Figure record listings |
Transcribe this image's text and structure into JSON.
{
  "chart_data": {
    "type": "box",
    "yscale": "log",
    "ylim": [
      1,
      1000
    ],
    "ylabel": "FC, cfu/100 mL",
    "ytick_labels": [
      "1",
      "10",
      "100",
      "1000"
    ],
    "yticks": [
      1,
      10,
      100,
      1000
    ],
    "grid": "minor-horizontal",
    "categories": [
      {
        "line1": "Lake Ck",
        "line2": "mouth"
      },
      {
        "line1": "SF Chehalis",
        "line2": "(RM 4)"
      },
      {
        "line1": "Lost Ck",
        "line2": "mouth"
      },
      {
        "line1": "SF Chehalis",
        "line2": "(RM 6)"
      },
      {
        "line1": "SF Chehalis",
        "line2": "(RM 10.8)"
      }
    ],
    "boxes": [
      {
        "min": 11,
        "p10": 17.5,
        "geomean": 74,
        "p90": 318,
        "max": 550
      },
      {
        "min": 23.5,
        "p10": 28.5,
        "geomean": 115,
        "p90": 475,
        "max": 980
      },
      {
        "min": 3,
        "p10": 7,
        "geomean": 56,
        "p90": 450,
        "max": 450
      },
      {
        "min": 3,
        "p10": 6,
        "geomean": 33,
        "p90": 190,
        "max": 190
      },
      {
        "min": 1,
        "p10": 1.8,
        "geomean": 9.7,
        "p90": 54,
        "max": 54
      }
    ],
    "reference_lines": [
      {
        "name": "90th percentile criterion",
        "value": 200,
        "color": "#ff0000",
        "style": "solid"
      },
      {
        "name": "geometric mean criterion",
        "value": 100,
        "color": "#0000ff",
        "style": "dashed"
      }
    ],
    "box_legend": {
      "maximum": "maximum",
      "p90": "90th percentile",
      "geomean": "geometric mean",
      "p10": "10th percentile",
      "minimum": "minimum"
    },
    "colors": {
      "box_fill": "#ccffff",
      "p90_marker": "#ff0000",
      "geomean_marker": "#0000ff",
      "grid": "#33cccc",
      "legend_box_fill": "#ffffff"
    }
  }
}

Your task | Copy out every line with the word "geometric".

Exercise result |
        "name": "geometric mean criterion",
      "geomean": "geometric mean",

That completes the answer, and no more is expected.